Material shown »

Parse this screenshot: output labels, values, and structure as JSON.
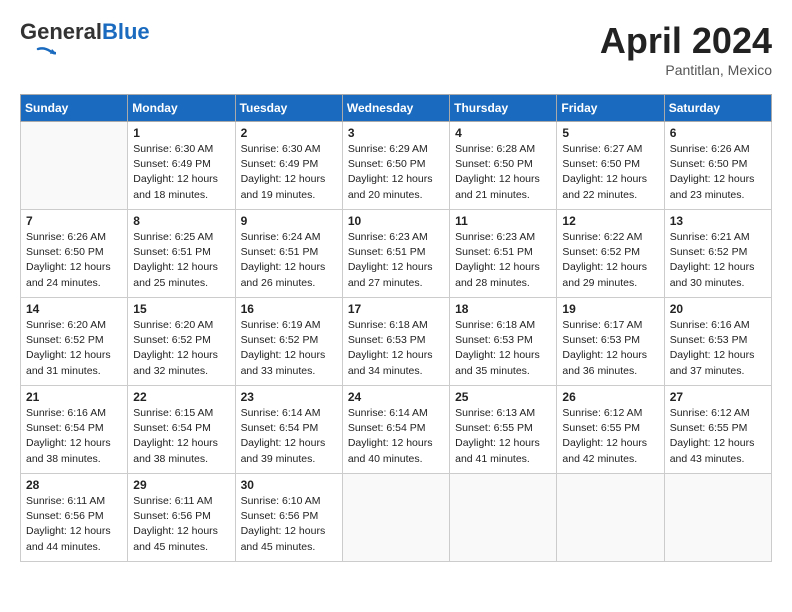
{
  "header": {
    "logo_general": "General",
    "logo_blue": "Blue",
    "title": "April 2024",
    "location": "Pantitlan, Mexico"
  },
  "columns": [
    "Sunday",
    "Monday",
    "Tuesday",
    "Wednesday",
    "Thursday",
    "Friday",
    "Saturday"
  ],
  "weeks": [
    [
      {
        "day": "",
        "text": ""
      },
      {
        "day": "1",
        "text": "Sunrise: 6:30 AM\nSunset: 6:49 PM\nDaylight: 12 hours\nand 18 minutes."
      },
      {
        "day": "2",
        "text": "Sunrise: 6:30 AM\nSunset: 6:49 PM\nDaylight: 12 hours\nand 19 minutes."
      },
      {
        "day": "3",
        "text": "Sunrise: 6:29 AM\nSunset: 6:50 PM\nDaylight: 12 hours\nand 20 minutes."
      },
      {
        "day": "4",
        "text": "Sunrise: 6:28 AM\nSunset: 6:50 PM\nDaylight: 12 hours\nand 21 minutes."
      },
      {
        "day": "5",
        "text": "Sunrise: 6:27 AM\nSunset: 6:50 PM\nDaylight: 12 hours\nand 22 minutes."
      },
      {
        "day": "6",
        "text": "Sunrise: 6:26 AM\nSunset: 6:50 PM\nDaylight: 12 hours\nand 23 minutes."
      }
    ],
    [
      {
        "day": "7",
        "text": "Sunrise: 6:26 AM\nSunset: 6:50 PM\nDaylight: 12 hours\nand 24 minutes."
      },
      {
        "day": "8",
        "text": "Sunrise: 6:25 AM\nSunset: 6:51 PM\nDaylight: 12 hours\nand 25 minutes."
      },
      {
        "day": "9",
        "text": "Sunrise: 6:24 AM\nSunset: 6:51 PM\nDaylight: 12 hours\nand 26 minutes."
      },
      {
        "day": "10",
        "text": "Sunrise: 6:23 AM\nSunset: 6:51 PM\nDaylight: 12 hours\nand 27 minutes."
      },
      {
        "day": "11",
        "text": "Sunrise: 6:23 AM\nSunset: 6:51 PM\nDaylight: 12 hours\nand 28 minutes."
      },
      {
        "day": "12",
        "text": "Sunrise: 6:22 AM\nSunset: 6:52 PM\nDaylight: 12 hours\nand 29 minutes."
      },
      {
        "day": "13",
        "text": "Sunrise: 6:21 AM\nSunset: 6:52 PM\nDaylight: 12 hours\nand 30 minutes."
      }
    ],
    [
      {
        "day": "14",
        "text": "Sunrise: 6:20 AM\nSunset: 6:52 PM\nDaylight: 12 hours\nand 31 minutes."
      },
      {
        "day": "15",
        "text": "Sunrise: 6:20 AM\nSunset: 6:52 PM\nDaylight: 12 hours\nand 32 minutes."
      },
      {
        "day": "16",
        "text": "Sunrise: 6:19 AM\nSunset: 6:52 PM\nDaylight: 12 hours\nand 33 minutes."
      },
      {
        "day": "17",
        "text": "Sunrise: 6:18 AM\nSunset: 6:53 PM\nDaylight: 12 hours\nand 34 minutes."
      },
      {
        "day": "18",
        "text": "Sunrise: 6:18 AM\nSunset: 6:53 PM\nDaylight: 12 hours\nand 35 minutes."
      },
      {
        "day": "19",
        "text": "Sunrise: 6:17 AM\nSunset: 6:53 PM\nDaylight: 12 hours\nand 36 minutes."
      },
      {
        "day": "20",
        "text": "Sunrise: 6:16 AM\nSunset: 6:53 PM\nDaylight: 12 hours\nand 37 minutes."
      }
    ],
    [
      {
        "day": "21",
        "text": "Sunrise: 6:16 AM\nSunset: 6:54 PM\nDaylight: 12 hours\nand 38 minutes."
      },
      {
        "day": "22",
        "text": "Sunrise: 6:15 AM\nSunset: 6:54 PM\nDaylight: 12 hours\nand 38 minutes."
      },
      {
        "day": "23",
        "text": "Sunrise: 6:14 AM\nSunset: 6:54 PM\nDaylight: 12 hours\nand 39 minutes."
      },
      {
        "day": "24",
        "text": "Sunrise: 6:14 AM\nSunset: 6:54 PM\nDaylight: 12 hours\nand 40 minutes."
      },
      {
        "day": "25",
        "text": "Sunrise: 6:13 AM\nSunset: 6:55 PM\nDaylight: 12 hours\nand 41 minutes."
      },
      {
        "day": "26",
        "text": "Sunrise: 6:12 AM\nSunset: 6:55 PM\nDaylight: 12 hours\nand 42 minutes."
      },
      {
        "day": "27",
        "text": "Sunrise: 6:12 AM\nSunset: 6:55 PM\nDaylight: 12 hours\nand 43 minutes."
      }
    ],
    [
      {
        "day": "28",
        "text": "Sunrise: 6:11 AM\nSunset: 6:56 PM\nDaylight: 12 hours\nand 44 minutes."
      },
      {
        "day": "29",
        "text": "Sunrise: 6:11 AM\nSunset: 6:56 PM\nDaylight: 12 hours\nand 45 minutes."
      },
      {
        "day": "30",
        "text": "Sunrise: 6:10 AM\nSunset: 6:56 PM\nDaylight: 12 hours\nand 45 minutes."
      },
      {
        "day": "",
        "text": ""
      },
      {
        "day": "",
        "text": ""
      },
      {
        "day": "",
        "text": ""
      },
      {
        "day": "",
        "text": ""
      }
    ]
  ]
}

Aim of the task » Using the records above, output their complete text exactly, minus any images.

Correct result »
Parse this screenshot: output labels, values, and structure as JSON.
{
  "header": {
    "logo_general": "General",
    "logo_blue": "Blue",
    "title": "April 2024",
    "location": "Pantitlan, Mexico"
  },
  "columns": [
    "Sunday",
    "Monday",
    "Tuesday",
    "Wednesday",
    "Thursday",
    "Friday",
    "Saturday"
  ],
  "weeks": [
    [
      {
        "day": "",
        "text": ""
      },
      {
        "day": "1",
        "text": "Sunrise: 6:30 AM\nSunset: 6:49 PM\nDaylight: 12 hours\nand 18 minutes."
      },
      {
        "day": "2",
        "text": "Sunrise: 6:30 AM\nSunset: 6:49 PM\nDaylight: 12 hours\nand 19 minutes."
      },
      {
        "day": "3",
        "text": "Sunrise: 6:29 AM\nSunset: 6:50 PM\nDaylight: 12 hours\nand 20 minutes."
      },
      {
        "day": "4",
        "text": "Sunrise: 6:28 AM\nSunset: 6:50 PM\nDaylight: 12 hours\nand 21 minutes."
      },
      {
        "day": "5",
        "text": "Sunrise: 6:27 AM\nSunset: 6:50 PM\nDaylight: 12 hours\nand 22 minutes."
      },
      {
        "day": "6",
        "text": "Sunrise: 6:26 AM\nSunset: 6:50 PM\nDaylight: 12 hours\nand 23 minutes."
      }
    ],
    [
      {
        "day": "7",
        "text": "Sunrise: 6:26 AM\nSunset: 6:50 PM\nDaylight: 12 hours\nand 24 minutes."
      },
      {
        "day": "8",
        "text": "Sunrise: 6:25 AM\nSunset: 6:51 PM\nDaylight: 12 hours\nand 25 minutes."
      },
      {
        "day": "9",
        "text": "Sunrise: 6:24 AM\nSunset: 6:51 PM\nDaylight: 12 hours\nand 26 minutes."
      },
      {
        "day": "10",
        "text": "Sunrise: 6:23 AM\nSunset: 6:51 PM\nDaylight: 12 hours\nand 27 minutes."
      },
      {
        "day": "11",
        "text": "Sunrise: 6:23 AM\nSunset: 6:51 PM\nDaylight: 12 hours\nand 28 minutes."
      },
      {
        "day": "12",
        "text": "Sunrise: 6:22 AM\nSunset: 6:52 PM\nDaylight: 12 hours\nand 29 minutes."
      },
      {
        "day": "13",
        "text": "Sunrise: 6:21 AM\nSunset: 6:52 PM\nDaylight: 12 hours\nand 30 minutes."
      }
    ],
    [
      {
        "day": "14",
        "text": "Sunrise: 6:20 AM\nSunset: 6:52 PM\nDaylight: 12 hours\nand 31 minutes."
      },
      {
        "day": "15",
        "text": "Sunrise: 6:20 AM\nSunset: 6:52 PM\nDaylight: 12 hours\nand 32 minutes."
      },
      {
        "day": "16",
        "text": "Sunrise: 6:19 AM\nSunset: 6:52 PM\nDaylight: 12 hours\nand 33 minutes."
      },
      {
        "day": "17",
        "text": "Sunrise: 6:18 AM\nSunset: 6:53 PM\nDaylight: 12 hours\nand 34 minutes."
      },
      {
        "day": "18",
        "text": "Sunrise: 6:18 AM\nSunset: 6:53 PM\nDaylight: 12 hours\nand 35 minutes."
      },
      {
        "day": "19",
        "text": "Sunrise: 6:17 AM\nSunset: 6:53 PM\nDaylight: 12 hours\nand 36 minutes."
      },
      {
        "day": "20",
        "text": "Sunrise: 6:16 AM\nSunset: 6:53 PM\nDaylight: 12 hours\nand 37 minutes."
      }
    ],
    [
      {
        "day": "21",
        "text": "Sunrise: 6:16 AM\nSunset: 6:54 PM\nDaylight: 12 hours\nand 38 minutes."
      },
      {
        "day": "22",
        "text": "Sunrise: 6:15 AM\nSunset: 6:54 PM\nDaylight: 12 hours\nand 38 minutes."
      },
      {
        "day": "23",
        "text": "Sunrise: 6:14 AM\nSunset: 6:54 PM\nDaylight: 12 hours\nand 39 minutes."
      },
      {
        "day": "24",
        "text": "Sunrise: 6:14 AM\nSunset: 6:54 PM\nDaylight: 12 hours\nand 40 minutes."
      },
      {
        "day": "25",
        "text": "Sunrise: 6:13 AM\nSunset: 6:55 PM\nDaylight: 12 hours\nand 41 minutes."
      },
      {
        "day": "26",
        "text": "Sunrise: 6:12 AM\nSunset: 6:55 PM\nDaylight: 12 hours\nand 42 minutes."
      },
      {
        "day": "27",
        "text": "Sunrise: 6:12 AM\nSunset: 6:55 PM\nDaylight: 12 hours\nand 43 minutes."
      }
    ],
    [
      {
        "day": "28",
        "text": "Sunrise: 6:11 AM\nSunset: 6:56 PM\nDaylight: 12 hours\nand 44 minutes."
      },
      {
        "day": "29",
        "text": "Sunrise: 6:11 AM\nSunset: 6:56 PM\nDaylight: 12 hours\nand 45 minutes."
      },
      {
        "day": "30",
        "text": "Sunrise: 6:10 AM\nSunset: 6:56 PM\nDaylight: 12 hours\nand 45 minutes."
      },
      {
        "day": "",
        "text": ""
      },
      {
        "day": "",
        "text": ""
      },
      {
        "day": "",
        "text": ""
      },
      {
        "day": "",
        "text": ""
      }
    ]
  ]
}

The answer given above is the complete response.